▸ **Task description**: What lines of the data hold the string "Sosialistisk"? Pull each one out.

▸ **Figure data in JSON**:

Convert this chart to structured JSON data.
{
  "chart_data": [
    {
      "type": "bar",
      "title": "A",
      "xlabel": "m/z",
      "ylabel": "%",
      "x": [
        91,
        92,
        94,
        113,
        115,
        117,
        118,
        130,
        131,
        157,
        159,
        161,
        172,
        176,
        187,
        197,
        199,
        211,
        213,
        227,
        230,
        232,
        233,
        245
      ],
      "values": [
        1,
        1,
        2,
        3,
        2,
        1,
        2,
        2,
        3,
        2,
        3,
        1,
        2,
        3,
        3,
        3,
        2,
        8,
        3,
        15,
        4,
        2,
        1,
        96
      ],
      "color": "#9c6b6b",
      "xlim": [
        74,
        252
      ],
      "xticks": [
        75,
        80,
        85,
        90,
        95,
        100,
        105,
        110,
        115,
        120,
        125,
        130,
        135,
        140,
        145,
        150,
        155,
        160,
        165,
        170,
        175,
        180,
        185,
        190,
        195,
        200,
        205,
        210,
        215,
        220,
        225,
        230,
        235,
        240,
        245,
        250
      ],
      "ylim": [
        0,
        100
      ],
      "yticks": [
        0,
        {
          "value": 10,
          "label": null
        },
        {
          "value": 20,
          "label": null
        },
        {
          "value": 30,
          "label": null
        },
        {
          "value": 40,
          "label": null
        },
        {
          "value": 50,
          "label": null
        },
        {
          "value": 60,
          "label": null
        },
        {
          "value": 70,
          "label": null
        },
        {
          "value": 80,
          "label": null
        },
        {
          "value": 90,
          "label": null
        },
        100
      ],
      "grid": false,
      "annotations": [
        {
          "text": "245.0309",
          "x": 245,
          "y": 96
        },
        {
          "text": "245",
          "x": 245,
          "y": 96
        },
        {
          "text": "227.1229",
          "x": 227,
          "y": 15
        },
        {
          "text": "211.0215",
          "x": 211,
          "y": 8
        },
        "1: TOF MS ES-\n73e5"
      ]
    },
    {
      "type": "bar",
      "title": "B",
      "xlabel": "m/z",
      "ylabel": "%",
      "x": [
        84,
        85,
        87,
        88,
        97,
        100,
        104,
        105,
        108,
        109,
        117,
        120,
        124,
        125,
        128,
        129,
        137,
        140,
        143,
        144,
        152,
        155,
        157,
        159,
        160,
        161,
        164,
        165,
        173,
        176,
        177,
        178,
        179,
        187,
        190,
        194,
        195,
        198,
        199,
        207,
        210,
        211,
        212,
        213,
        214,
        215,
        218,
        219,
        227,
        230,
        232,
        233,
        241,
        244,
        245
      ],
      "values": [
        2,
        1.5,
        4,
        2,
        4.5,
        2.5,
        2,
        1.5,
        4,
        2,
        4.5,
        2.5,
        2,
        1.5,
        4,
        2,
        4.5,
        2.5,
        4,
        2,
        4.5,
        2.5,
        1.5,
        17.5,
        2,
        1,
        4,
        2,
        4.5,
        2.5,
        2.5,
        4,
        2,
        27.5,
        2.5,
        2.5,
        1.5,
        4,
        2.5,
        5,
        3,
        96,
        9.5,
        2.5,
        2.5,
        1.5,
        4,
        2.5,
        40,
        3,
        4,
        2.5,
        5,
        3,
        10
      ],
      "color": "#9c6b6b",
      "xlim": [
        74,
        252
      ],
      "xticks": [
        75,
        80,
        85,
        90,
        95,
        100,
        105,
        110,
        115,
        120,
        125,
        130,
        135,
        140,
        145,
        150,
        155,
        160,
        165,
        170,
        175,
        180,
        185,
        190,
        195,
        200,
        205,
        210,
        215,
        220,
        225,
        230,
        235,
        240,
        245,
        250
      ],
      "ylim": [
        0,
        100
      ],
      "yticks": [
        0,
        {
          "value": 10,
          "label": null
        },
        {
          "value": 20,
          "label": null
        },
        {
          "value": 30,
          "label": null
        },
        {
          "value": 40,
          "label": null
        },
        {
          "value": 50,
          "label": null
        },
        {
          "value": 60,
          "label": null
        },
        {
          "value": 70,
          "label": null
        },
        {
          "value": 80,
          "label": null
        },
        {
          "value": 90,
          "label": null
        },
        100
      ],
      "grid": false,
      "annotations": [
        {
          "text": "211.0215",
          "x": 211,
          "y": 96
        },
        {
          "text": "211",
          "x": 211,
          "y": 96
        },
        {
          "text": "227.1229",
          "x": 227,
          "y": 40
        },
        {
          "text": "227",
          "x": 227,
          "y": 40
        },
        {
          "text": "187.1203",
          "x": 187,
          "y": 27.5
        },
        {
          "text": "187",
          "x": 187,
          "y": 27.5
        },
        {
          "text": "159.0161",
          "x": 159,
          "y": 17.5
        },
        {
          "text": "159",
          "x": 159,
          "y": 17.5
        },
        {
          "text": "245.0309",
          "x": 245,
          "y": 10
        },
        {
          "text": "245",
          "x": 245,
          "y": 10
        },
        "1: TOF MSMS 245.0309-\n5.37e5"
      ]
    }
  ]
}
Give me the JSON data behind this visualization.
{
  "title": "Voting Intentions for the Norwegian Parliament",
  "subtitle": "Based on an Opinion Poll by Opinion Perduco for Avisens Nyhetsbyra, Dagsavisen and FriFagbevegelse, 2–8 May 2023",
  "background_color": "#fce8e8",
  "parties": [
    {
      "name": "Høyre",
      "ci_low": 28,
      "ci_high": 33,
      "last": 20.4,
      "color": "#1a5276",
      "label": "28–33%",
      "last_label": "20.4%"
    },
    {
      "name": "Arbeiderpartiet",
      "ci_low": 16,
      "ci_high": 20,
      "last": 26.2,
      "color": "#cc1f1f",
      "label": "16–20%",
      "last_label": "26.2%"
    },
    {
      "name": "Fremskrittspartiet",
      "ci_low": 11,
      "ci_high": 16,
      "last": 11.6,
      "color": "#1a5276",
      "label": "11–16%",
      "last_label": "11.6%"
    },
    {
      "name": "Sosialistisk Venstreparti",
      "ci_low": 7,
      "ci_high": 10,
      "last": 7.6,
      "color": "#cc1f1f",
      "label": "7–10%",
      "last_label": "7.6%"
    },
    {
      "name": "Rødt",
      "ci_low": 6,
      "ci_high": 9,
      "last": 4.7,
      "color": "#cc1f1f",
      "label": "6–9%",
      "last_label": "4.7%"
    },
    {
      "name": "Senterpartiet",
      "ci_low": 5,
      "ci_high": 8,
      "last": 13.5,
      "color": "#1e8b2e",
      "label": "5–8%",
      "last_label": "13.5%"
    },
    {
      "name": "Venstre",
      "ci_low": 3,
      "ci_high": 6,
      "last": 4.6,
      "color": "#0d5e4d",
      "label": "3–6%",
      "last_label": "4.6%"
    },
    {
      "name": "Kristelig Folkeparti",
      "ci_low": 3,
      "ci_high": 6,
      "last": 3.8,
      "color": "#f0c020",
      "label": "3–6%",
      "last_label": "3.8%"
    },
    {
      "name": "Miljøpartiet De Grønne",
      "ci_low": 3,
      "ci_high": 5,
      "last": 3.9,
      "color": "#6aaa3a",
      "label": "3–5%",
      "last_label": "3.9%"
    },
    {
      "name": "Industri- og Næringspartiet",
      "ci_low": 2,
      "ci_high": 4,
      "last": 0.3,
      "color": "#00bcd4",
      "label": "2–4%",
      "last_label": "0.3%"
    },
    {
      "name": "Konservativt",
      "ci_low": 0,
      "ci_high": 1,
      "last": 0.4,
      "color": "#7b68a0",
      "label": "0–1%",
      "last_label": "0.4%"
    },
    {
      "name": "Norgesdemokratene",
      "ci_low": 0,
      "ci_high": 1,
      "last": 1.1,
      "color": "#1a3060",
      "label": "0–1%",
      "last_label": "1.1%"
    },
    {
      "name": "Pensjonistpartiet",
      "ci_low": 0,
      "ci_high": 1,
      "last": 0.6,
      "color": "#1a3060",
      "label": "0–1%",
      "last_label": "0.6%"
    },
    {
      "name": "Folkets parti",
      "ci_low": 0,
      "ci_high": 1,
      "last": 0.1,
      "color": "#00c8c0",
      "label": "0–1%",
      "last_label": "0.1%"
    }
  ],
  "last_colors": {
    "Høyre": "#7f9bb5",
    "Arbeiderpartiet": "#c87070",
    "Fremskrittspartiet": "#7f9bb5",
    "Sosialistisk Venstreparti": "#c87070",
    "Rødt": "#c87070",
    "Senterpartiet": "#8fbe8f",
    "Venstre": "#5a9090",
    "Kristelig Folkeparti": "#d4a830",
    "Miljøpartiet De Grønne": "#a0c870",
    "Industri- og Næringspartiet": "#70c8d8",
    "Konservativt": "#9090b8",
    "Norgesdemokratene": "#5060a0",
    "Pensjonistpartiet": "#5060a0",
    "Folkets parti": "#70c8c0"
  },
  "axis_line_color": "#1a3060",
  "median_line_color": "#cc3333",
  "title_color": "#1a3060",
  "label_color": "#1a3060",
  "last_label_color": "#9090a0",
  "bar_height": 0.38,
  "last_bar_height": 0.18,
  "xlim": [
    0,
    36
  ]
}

▸ **Exercise response**:
      "name": "Sosialistisk Venstreparti",
    "Sosialistisk Venstreparti": "#c87070",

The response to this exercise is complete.